::: SOURCE MATERIAL
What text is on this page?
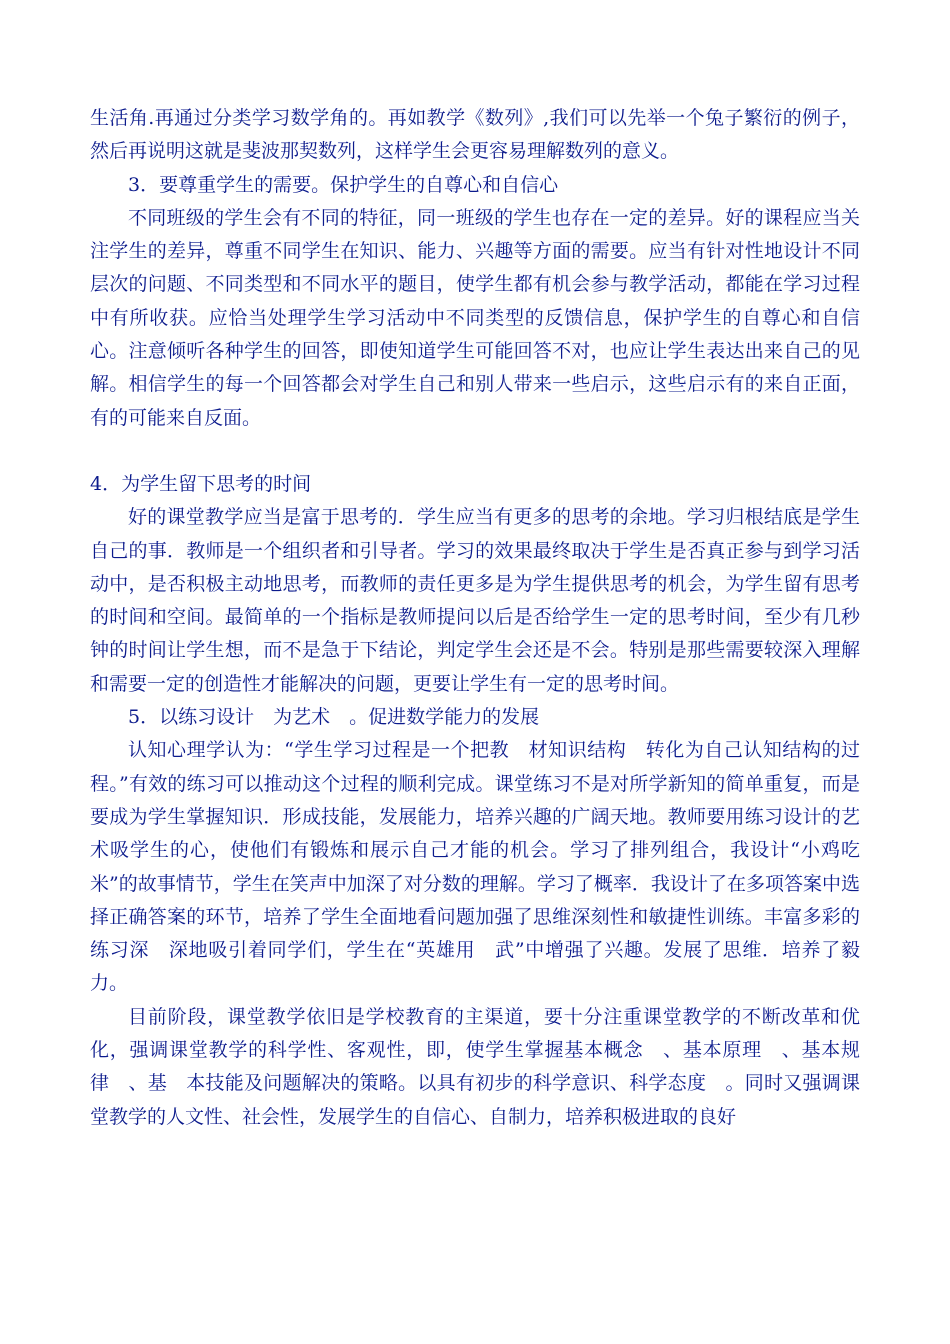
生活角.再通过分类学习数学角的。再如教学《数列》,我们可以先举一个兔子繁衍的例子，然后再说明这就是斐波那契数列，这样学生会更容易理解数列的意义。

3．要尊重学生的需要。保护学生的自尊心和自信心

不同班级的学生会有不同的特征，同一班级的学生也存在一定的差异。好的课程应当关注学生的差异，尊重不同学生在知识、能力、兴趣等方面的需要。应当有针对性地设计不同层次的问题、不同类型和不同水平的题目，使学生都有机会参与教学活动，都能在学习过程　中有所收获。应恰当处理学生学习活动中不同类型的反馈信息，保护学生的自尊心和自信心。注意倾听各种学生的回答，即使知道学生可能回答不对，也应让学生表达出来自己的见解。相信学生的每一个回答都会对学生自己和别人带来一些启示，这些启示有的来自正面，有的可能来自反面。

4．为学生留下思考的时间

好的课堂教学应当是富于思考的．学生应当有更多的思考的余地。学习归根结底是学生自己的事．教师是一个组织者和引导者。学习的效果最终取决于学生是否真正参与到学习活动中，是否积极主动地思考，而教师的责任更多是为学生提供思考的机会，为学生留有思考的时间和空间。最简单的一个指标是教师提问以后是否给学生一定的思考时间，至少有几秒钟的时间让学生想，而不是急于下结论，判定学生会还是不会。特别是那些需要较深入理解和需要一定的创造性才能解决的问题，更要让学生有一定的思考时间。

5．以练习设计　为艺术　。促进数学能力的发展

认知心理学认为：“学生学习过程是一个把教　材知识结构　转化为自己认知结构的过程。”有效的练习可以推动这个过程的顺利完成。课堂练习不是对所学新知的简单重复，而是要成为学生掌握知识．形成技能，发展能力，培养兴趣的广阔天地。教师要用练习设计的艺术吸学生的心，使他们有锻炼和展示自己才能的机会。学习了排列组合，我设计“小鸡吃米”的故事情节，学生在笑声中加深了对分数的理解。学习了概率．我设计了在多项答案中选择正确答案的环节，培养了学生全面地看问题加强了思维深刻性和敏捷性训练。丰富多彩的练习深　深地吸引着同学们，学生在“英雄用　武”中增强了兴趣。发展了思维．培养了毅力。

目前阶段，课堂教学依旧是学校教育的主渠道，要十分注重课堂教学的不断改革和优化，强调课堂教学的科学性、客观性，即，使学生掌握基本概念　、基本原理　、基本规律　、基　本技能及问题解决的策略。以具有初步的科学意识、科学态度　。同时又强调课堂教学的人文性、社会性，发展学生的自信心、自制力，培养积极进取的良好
::::::
■ WHAT THE TASK ASKS ■
Search the data for the word "保护学生的自尊心和自信心" and copy each line where it appears.

■ EXERCISE OUTPUT ■
3．要尊重学生的需要。保护学生的自尊心和自信心
不同班级的学生会有不同的特征，同一班级的学生也存在一定的差异。好的课程应当关注学生的差异，尊重不同学生在知识、能力、兴趣等方面的需要。应当有针对性地设计不同层次的问题、不同类型和不同水平的题目，使学生都有机会参与教学活动，都能在学习过程　中有所收获。应恰当处理学生学习活动中不同类型的反馈信息，保护学生的自尊心和自信心。注意倾听各种学生的回答，即使知道学生可能回答不对，也应让学生表达出来自己的见解。相信学生的每一个回答都会对学生自己和别人带来一些启示，这些启示有的来自正面，有的可能来自反面。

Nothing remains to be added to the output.